— Start of Records for the task —

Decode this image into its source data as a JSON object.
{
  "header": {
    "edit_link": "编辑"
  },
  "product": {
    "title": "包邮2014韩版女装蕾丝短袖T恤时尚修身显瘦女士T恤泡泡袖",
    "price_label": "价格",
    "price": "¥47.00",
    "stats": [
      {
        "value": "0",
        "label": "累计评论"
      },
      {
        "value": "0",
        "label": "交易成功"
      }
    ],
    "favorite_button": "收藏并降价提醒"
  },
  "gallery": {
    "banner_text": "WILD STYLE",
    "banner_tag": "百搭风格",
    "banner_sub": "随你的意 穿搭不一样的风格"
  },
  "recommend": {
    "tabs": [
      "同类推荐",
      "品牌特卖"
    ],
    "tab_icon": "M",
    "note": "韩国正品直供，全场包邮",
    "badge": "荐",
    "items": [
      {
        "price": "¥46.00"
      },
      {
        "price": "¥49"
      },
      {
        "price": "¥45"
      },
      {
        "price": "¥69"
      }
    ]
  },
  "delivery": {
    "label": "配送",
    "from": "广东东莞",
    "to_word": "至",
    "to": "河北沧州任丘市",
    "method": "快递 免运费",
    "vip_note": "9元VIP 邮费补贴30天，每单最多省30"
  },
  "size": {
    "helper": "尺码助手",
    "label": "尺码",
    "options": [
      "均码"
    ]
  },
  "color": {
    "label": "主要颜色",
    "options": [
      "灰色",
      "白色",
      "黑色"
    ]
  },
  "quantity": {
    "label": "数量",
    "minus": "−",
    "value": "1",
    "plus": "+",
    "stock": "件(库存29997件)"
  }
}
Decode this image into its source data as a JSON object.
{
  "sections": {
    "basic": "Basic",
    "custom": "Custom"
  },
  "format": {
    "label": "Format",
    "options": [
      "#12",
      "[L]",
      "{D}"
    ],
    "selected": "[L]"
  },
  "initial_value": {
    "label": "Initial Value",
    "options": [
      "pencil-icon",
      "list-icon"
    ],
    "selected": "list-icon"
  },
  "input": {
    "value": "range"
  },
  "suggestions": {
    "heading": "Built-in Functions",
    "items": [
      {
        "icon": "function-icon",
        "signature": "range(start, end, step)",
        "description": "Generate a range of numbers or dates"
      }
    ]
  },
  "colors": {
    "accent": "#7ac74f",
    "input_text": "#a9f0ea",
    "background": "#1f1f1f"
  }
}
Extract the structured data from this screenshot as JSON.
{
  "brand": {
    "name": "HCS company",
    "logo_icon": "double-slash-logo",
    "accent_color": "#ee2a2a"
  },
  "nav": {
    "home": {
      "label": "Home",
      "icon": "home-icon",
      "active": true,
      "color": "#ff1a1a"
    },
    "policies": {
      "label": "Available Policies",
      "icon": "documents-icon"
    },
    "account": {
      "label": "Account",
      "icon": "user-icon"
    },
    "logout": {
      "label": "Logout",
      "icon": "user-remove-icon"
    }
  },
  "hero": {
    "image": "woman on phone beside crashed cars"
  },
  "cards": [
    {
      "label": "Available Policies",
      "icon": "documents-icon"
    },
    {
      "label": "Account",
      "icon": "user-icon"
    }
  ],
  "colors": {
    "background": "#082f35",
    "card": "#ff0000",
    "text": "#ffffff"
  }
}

— End of Records for the task —

• **Aim of the task**
Extract all of the data exactly as written.

• **Exercise answer**
Decode this image into its source data as a JSON object.
{
  "header": {
    "edit_link": "编辑"
  },
  "product": {
    "title": "包邮2014韩版女装蕾丝短袖T恤时尚修身显瘦女士T恤泡泡袖",
    "price_label": "价格",
    "price": "¥47.00",
    "stats": [
      {
        "value": "0",
        "label": "累计评论"
      },
      {
        "value": "0",
        "label": "交易成功"
      }
    ],
    "favorite_button": "收藏并降价提醒"
  },
  "gallery": {
    "banner_text": "WILD STYLE",
    "banner_tag": "百搭风格",
    "banner_sub": "随你的意 穿搭不一样的风格"
  },
  "recommend": {
    "tabs": [
      "同类推荐",
      "品牌特卖"
    ],
    "tab_icon": "M",
    "note": "韩国正品直供，全场包邮",
    "badge": "荐",
    "items": [
      {
        "price": "¥46.00"
      },
      {
        "price": "¥49"
      },
      {
        "price": "¥45"
      },
      {
        "price": "¥69"
      }
    ]
  },
  "delivery": {
    "label": "配送",
    "from": "广东东莞",
    "to_word": "至",
    "to": "河北沧州任丘市",
    "method": "快递 免运费",
    "vip_note": "9元VIP 邮费补贴30天，每单最多省30"
  },
  "size": {
    "helper": "尺码助手",
    "label": "尺码",
    "options": [
      "均码"
    ]
  },
  "color": {
    "label": "主要颜色",
    "options": [
      "灰色",
      "白色",
      "黑色"
    ]
  },
  "quantity": {
    "label": "数量",
    "minus": "−",
    "value": "1",
    "plus": "+",
    "stock": "件(库存29997件)"
  }
}
Decode this image into its source data as a JSON object.
{
  "sections": {
    "basic": "Basic",
    "custom": "Custom"
  },
  "format": {
    "label": "Format",
    "options": [
      "#12",
      "[L]",
      "{D}"
    ],
    "selected": "[L]"
  },
  "initial_value": {
    "label": "Initial Value",
    "options": [
      "pencil-icon",
      "list-icon"
    ],
    "selected": "list-icon"
  },
  "input": {
    "value": "range"
  },
  "suggestions": {
    "heading": "Built-in Functions",
    "items": [
      {
        "icon": "function-icon",
        "signature": "range(start, end, step)",
        "description": "Generate a range of numbers or dates"
      }
    ]
  },
  "colors": {
    "accent": "#7ac74f",
    "input_text": "#a9f0ea",
    "background": "#1f1f1f"
  }
}
Extract the structured data from this screenshot as JSON.
{
  "brand": {
    "name": "HCS company",
    "logo_icon": "double-slash-logo",
    "accent_color": "#ee2a2a"
  },
  "nav": {
    "home": {
      "label": "Home",
      "icon": "home-icon",
      "active": true,
      "color": "#ff1a1a"
    },
    "policies": {
      "label": "Available Policies",
      "icon": "documents-icon"
    },
    "account": {
      "label": "Account",
      "icon": "user-icon"
    },
    "logout": {
      "label": "Logout",
      "icon": "user-remove-icon"
    }
  },
  "hero": {
    "image": "woman on phone beside crashed cars"
  },
  "cards": [
    {
      "label": "Available Policies",
      "icon": "documents-icon"
    },
    {
      "label": "Account",
      "icon": "user-icon"
    }
  ],
  "colors": {
    "background": "#082f35",
    "card": "#ff0000",
    "text": "#ffffff"
  }
}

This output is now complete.